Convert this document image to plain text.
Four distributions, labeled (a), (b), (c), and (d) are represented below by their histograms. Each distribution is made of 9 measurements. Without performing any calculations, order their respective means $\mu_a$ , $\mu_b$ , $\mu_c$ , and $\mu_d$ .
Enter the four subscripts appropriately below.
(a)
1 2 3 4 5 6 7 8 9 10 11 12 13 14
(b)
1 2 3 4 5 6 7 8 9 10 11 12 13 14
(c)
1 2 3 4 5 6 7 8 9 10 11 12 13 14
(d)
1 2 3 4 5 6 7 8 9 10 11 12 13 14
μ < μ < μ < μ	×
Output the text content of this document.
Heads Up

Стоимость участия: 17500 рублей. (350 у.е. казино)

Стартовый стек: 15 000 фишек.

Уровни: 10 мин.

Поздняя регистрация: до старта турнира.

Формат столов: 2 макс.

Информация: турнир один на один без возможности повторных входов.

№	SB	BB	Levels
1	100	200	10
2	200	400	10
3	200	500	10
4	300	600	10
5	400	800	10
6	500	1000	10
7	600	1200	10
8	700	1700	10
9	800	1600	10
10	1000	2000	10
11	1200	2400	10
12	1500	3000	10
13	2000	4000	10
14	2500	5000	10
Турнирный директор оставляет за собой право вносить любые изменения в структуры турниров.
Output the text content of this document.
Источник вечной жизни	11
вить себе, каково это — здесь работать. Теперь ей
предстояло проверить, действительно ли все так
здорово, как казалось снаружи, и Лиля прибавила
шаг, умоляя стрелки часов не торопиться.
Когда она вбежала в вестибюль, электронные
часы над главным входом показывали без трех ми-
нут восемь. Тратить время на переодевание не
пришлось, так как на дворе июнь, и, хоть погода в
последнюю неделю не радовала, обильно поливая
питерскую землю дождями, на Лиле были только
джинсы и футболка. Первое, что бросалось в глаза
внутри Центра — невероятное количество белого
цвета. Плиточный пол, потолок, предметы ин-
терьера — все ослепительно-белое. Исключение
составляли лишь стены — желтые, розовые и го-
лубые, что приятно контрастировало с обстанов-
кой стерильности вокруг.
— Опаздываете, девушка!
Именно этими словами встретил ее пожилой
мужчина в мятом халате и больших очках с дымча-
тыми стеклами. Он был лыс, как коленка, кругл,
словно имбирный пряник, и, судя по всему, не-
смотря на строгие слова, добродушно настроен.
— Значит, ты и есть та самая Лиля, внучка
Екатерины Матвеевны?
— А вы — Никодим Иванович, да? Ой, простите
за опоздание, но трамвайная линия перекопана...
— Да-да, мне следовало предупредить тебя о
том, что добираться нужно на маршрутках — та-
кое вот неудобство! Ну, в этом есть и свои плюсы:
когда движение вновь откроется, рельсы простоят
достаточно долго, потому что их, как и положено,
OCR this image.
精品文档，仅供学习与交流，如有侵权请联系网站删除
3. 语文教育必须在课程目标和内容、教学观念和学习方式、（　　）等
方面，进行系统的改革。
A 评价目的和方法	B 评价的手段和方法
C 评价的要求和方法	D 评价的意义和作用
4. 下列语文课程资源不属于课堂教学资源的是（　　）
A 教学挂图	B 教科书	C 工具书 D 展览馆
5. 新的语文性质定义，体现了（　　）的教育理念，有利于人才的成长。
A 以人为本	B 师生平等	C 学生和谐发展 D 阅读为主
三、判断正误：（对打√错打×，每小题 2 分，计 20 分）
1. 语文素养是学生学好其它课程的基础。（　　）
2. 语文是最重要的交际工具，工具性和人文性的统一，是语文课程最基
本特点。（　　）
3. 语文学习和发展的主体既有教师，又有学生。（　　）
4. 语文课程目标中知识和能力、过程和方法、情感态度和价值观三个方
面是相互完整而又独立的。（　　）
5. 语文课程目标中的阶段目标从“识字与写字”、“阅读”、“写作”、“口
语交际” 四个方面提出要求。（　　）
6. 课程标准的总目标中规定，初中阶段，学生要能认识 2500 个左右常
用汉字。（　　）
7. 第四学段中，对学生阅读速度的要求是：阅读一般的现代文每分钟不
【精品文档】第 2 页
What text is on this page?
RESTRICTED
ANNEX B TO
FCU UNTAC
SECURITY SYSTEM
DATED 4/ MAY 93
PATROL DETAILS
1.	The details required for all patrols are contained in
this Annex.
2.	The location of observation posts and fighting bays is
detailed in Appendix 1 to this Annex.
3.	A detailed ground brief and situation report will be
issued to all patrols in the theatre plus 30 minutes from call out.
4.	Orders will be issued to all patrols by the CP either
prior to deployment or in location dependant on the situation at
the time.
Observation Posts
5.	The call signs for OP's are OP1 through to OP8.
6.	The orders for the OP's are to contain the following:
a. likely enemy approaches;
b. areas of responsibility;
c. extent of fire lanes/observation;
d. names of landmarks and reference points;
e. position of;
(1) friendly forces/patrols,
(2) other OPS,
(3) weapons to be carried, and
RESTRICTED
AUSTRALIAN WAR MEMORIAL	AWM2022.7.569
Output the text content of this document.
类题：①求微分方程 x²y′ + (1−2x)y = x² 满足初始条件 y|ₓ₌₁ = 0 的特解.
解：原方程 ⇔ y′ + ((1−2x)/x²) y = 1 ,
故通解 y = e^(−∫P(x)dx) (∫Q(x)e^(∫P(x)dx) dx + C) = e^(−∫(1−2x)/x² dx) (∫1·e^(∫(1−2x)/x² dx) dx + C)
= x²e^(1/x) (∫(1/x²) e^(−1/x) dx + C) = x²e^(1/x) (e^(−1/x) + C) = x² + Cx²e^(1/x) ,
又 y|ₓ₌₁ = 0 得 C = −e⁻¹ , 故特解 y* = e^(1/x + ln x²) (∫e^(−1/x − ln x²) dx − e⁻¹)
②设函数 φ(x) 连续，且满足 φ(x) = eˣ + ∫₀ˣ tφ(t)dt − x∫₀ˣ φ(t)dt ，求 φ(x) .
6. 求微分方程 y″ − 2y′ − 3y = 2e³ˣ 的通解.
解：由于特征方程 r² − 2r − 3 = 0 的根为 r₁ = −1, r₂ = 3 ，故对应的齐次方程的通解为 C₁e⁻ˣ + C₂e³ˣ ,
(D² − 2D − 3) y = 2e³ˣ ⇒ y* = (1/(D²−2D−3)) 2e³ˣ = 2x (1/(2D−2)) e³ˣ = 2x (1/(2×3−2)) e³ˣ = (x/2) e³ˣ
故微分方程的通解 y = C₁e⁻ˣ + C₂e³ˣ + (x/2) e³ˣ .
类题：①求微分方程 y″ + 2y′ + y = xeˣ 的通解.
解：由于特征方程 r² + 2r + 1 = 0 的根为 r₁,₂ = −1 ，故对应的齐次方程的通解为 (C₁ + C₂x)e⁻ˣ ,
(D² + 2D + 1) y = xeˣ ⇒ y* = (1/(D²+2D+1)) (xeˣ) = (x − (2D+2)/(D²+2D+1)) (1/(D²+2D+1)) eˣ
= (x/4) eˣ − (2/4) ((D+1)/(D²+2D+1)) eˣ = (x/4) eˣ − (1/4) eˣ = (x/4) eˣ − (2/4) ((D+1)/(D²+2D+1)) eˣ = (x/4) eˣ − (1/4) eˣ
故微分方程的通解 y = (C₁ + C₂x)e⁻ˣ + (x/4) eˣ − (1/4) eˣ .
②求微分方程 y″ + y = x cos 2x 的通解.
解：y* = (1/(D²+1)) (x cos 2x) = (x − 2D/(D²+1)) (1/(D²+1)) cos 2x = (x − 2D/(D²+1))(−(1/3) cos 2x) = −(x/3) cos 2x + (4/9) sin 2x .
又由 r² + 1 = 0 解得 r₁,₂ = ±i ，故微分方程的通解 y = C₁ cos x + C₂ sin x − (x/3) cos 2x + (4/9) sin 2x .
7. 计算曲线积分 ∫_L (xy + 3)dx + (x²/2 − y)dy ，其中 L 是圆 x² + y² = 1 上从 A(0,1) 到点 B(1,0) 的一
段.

# # # #

Identify which lines contain the word "patrols" and copy each one.

Reply to the task:
1.	The details required for all patrols are contained in
issued to all patrols in the theatre plus 30 minutes from call out.
4.	Orders will be issued to all patrols by the CP either
(1) friendly forces/patrols,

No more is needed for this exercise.